(Exercise task) Search the data for the word "Victoria". Reproduce every line where it is found.

(Supplied entries)
_ _ _ _

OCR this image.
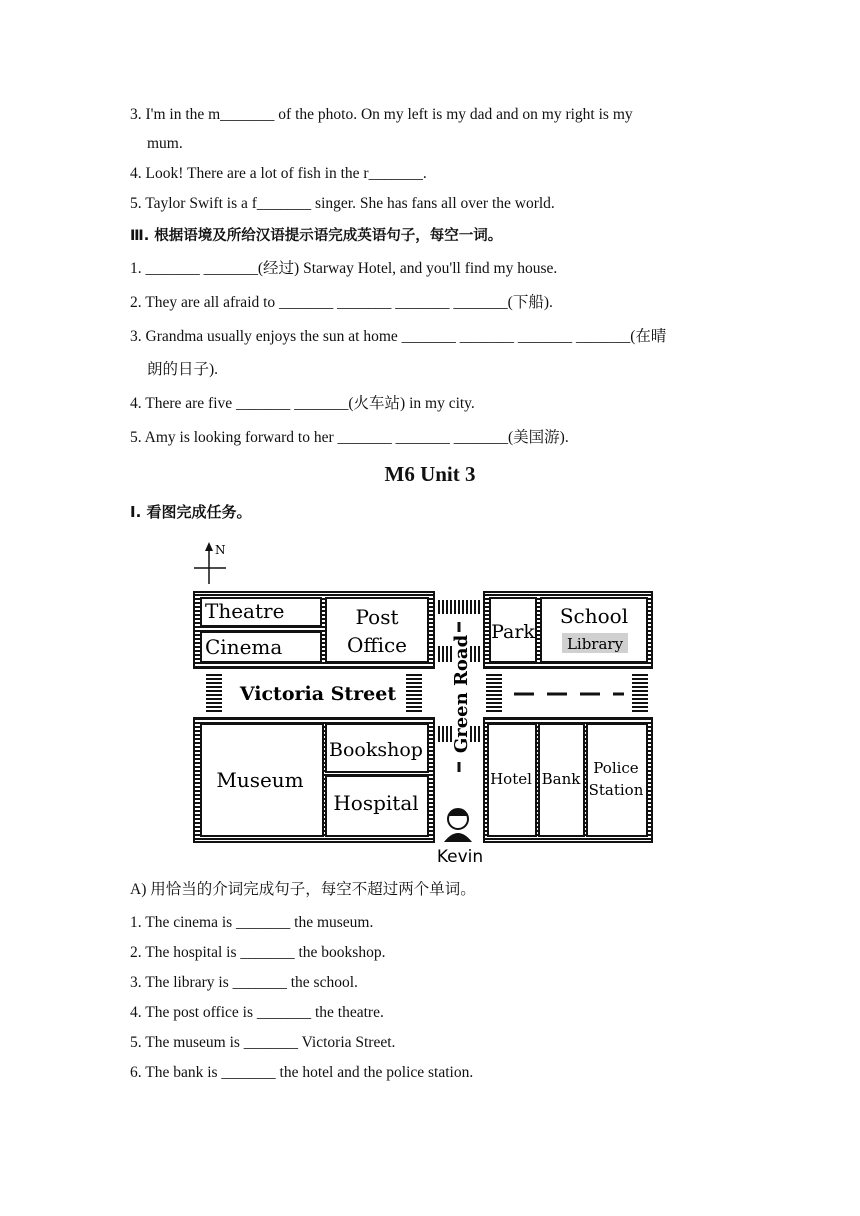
3. I'm in the m_______ of the photo. On my left is my dad and on my right is my
mum.
4. Look! There are a lot of fish in the r_______.
5. Taylor Swift is a f_______ singer. She has fans all over the world.
Ⅲ. 根据语境及所给汉语提示语完成英语句子，每空一词。
1. _______ _______(经过) Starway Hotel, and you'll find my house.
2. They are all afraid to _______ _______ _______ _______(下船).
3. Grandma usually enjoys the sun at home _______ _______ _______ _______(在晴
朗的日子).
4. There are five _______ _______(火车站) in my city.
5. Amy is looking forward to her _______ _______ _______(美国游).
M6 Unit 3
Ⅰ. 看图完成任务。
N
Theatre
Cinema
Post
Office
Park
School
Library
Victoria Street	Green Road
Bookshop
Museum
Hospital
Hotel Bank
Police
Station
Kevin
A) 用恰当的介词完成句子，每空不超过两个单词。
1. The cinema is _______ the museum.
2. The hospital is _______ the bookshop.
3. The library is _______ the school.
4. The post office is _______ the theatre.
5. The museum is _______ Victoria Street.
6. The bank is _______ the hotel and the police station.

_ _ _ _

(The answer)
Victoria Street	Green Road
5. The museum is _______ Victoria Street.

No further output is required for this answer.